Goal of the exercise
Below is some material; set it all down exactly, apart from the pictures.

* begin *

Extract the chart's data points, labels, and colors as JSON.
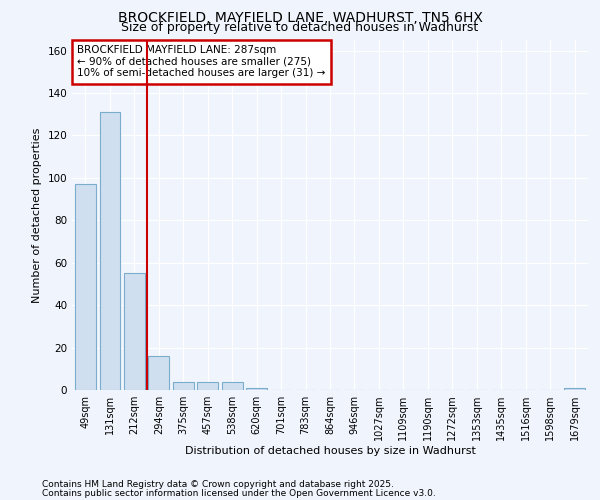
{
  "title": "BROCKFIELD, MAYFIELD LANE, WADHURST, TN5 6HX",
  "subtitle": "Size of property relative to detached houses in Wadhurst",
  "xlabel": "Distribution of detached houses by size in Wadhurst",
  "ylabel": "Number of detached properties",
  "categories": [
    "49sqm",
    "131sqm",
    "212sqm",
    "294sqm",
    "375sqm",
    "457sqm",
    "538sqm",
    "620sqm",
    "701sqm",
    "783sqm",
    "864sqm",
    "946sqm",
    "1027sqm",
    "1109sqm",
    "1190sqm",
    "1272sqm",
    "1353sqm",
    "1435sqm",
    "1516sqm",
    "1598sqm",
    "1679sqm"
  ],
  "values": [
    97,
    131,
    55,
    16,
    4,
    4,
    4,
    1,
    0,
    0,
    0,
    0,
    0,
    0,
    0,
    0,
    0,
    0,
    0,
    0,
    1
  ],
  "bar_color": "#d0dff0",
  "bar_edge_color": "#7aaccc",
  "vline_x": 2.5,
  "vline_color": "#cc0000",
  "box_text_line1": "BROCKFIELD MAYFIELD LANE: 287sqm",
  "box_text_line2": "← 90% of detached houses are smaller (275)",
  "box_text_line3": "10% of semi-detached houses are larger (31) →",
  "box_color": "#cc0000",
  "box_bg": "#ffffff",
  "ylim": [
    0,
    165
  ],
  "yticks": [
    0,
    20,
    40,
    60,
    80,
    100,
    120,
    140,
    160
  ],
  "footnote1": "Contains HM Land Registry data © Crown copyright and database right 2025.",
  "footnote2": "Contains public sector information licensed under the Open Government Licence v3.0.",
  "bg_color": "#f0f4fc",
  "grid_color": "#ffffff",
  "title_fontsize": 10,
  "subtitle_fontsize": 9,
  "tick_fontsize": 7,
  "axis_label_fontsize": 8,
  "footnote_fontsize": 6.5,
  "annotation_fontsize": 7.5
}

* end *

Response below
Extract the chart's data points, labels, and colors as JSON.
{
  "title": "BROCKFIELD, MAYFIELD LANE, WADHURST, TN5 6HX",
  "subtitle": "Size of property relative to detached houses in Wadhurst",
  "xlabel": "Distribution of detached houses by size in Wadhurst",
  "ylabel": "Number of detached properties",
  "categories": [
    "49sqm",
    "131sqm",
    "212sqm",
    "294sqm",
    "375sqm",
    "457sqm",
    "538sqm",
    "620sqm",
    "701sqm",
    "783sqm",
    "864sqm",
    "946sqm",
    "1027sqm",
    "1109sqm",
    "1190sqm",
    "1272sqm",
    "1353sqm",
    "1435sqm",
    "1516sqm",
    "1598sqm",
    "1679sqm"
  ],
  "values": [
    97,
    131,
    55,
    16,
    4,
    4,
    4,
    1,
    0,
    0,
    0,
    0,
    0,
    0,
    0,
    0,
    0,
    0,
    0,
    0,
    1
  ],
  "bar_color": "#d0dff0",
  "bar_edge_color": "#7aaccc",
  "vline_x": 2.5,
  "vline_color": "#cc0000",
  "box_text_line1": "BROCKFIELD MAYFIELD LANE: 287sqm",
  "box_text_line2": "← 90% of detached houses are smaller (275)",
  "box_text_line3": "10% of semi-detached houses are larger (31) →",
  "box_color": "#cc0000",
  "box_bg": "#ffffff",
  "ylim": [
    0,
    165
  ],
  "yticks": [
    0,
    20,
    40,
    60,
    80,
    100,
    120,
    140,
    160
  ],
  "footnote1": "Contains HM Land Registry data © Crown copyright and database right 2025.",
  "footnote2": "Contains public sector information licensed under the Open Government Licence v3.0.",
  "bg_color": "#f0f4fc",
  "grid_color": "#ffffff",
  "title_fontsize": 10,
  "subtitle_fontsize": 9,
  "tick_fontsize": 7,
  "axis_label_fontsize": 8,
  "footnote_fontsize": 6.5,
  "annotation_fontsize": 7.5
}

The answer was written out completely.